**THE INPUT**
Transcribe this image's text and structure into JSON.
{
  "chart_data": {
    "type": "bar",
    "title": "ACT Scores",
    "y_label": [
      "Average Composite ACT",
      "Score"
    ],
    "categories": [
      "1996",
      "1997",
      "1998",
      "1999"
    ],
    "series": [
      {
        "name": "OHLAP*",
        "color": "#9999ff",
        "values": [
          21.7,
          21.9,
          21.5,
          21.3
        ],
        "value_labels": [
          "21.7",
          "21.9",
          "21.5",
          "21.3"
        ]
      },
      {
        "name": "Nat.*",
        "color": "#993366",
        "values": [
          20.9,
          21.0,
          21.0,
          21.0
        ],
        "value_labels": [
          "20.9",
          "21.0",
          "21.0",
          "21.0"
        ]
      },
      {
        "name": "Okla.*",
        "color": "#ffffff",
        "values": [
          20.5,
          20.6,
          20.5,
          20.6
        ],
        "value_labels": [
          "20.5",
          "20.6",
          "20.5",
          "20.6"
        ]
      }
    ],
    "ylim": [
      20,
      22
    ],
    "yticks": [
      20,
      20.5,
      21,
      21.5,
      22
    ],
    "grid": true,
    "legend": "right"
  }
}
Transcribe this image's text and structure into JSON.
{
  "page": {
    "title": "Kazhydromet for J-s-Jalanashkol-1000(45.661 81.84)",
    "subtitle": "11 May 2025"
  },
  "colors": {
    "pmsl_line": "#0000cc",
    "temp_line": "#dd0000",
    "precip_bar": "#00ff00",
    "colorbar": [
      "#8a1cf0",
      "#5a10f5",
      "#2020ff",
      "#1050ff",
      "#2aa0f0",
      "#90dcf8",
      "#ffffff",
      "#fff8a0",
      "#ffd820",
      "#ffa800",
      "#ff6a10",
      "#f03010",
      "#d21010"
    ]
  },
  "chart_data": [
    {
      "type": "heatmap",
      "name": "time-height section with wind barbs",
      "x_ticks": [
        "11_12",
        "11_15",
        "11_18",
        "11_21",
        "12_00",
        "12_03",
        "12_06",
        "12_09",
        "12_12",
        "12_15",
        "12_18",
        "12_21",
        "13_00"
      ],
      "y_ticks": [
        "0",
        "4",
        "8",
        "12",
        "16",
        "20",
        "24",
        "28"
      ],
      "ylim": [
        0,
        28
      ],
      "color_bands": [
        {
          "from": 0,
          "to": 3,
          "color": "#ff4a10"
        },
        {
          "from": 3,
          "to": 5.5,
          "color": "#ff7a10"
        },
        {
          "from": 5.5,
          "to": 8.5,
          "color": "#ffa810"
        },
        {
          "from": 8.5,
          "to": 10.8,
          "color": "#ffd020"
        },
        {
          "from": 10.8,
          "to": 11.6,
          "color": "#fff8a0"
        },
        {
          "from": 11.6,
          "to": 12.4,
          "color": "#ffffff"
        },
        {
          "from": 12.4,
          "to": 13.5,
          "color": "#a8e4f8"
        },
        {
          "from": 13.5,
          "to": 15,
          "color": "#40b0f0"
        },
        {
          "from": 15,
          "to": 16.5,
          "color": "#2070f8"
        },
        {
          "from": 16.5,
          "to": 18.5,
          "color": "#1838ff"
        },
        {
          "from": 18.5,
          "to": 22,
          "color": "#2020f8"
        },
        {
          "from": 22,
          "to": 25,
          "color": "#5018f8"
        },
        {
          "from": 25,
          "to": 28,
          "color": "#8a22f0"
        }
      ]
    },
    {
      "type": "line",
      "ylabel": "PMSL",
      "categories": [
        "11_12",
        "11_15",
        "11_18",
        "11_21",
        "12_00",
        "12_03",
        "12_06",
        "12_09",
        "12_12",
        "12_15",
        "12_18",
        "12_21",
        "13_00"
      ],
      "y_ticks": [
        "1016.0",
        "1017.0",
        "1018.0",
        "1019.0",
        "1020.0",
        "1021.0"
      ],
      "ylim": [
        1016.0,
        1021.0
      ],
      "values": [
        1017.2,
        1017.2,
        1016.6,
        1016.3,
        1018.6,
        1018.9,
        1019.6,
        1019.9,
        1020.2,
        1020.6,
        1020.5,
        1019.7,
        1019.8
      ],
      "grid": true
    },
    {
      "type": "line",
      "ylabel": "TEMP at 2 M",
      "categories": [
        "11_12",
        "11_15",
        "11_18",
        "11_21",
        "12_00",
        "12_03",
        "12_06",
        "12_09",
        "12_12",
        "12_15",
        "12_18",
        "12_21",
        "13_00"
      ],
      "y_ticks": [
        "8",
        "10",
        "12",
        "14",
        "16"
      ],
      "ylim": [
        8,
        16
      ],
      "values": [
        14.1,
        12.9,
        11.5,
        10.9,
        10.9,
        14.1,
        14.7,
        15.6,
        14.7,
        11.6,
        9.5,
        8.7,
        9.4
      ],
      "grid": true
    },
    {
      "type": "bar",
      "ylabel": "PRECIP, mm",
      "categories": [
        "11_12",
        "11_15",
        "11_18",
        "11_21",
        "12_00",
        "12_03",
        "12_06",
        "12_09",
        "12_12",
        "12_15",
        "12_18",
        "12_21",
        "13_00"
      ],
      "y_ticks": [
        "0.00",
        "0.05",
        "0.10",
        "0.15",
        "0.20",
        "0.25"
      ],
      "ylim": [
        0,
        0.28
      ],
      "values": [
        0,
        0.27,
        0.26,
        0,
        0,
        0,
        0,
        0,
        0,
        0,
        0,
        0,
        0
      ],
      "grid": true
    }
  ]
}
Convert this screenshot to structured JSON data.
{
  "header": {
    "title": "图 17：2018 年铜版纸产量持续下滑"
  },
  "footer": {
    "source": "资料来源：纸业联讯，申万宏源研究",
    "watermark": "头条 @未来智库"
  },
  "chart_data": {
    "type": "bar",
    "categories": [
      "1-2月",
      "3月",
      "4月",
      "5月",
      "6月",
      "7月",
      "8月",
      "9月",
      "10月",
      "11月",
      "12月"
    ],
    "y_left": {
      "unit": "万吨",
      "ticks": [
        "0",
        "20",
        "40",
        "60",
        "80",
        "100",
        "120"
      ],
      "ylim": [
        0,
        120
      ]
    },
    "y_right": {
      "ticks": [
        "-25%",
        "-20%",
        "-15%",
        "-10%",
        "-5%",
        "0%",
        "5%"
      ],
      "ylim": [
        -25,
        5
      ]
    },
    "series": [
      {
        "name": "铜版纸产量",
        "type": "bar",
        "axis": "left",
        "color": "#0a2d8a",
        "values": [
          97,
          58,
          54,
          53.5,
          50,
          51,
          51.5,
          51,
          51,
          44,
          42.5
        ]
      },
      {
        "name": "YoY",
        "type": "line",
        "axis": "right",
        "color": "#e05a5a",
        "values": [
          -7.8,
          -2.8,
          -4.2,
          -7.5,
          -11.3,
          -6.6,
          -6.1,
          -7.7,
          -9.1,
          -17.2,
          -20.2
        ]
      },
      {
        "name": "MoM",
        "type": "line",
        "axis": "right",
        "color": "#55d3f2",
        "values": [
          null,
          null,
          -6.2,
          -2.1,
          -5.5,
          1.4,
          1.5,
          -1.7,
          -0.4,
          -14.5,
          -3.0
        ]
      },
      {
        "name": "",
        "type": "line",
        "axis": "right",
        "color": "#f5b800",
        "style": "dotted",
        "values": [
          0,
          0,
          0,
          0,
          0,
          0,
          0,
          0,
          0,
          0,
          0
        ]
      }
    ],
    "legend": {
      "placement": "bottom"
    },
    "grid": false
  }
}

**TASK GOAL**
Look through the entries above. Extract each line with the word "name".

**COMPLETE ANSWER**
        "name": "OHLAP*",
        "name": "Nat.*",
        "name": "Okla.*",
      "name": "time-height section with wind barbs",
        "name": "铜版纸产量",
        "name": "YoY",
        "name": "MoM",
        "name": "",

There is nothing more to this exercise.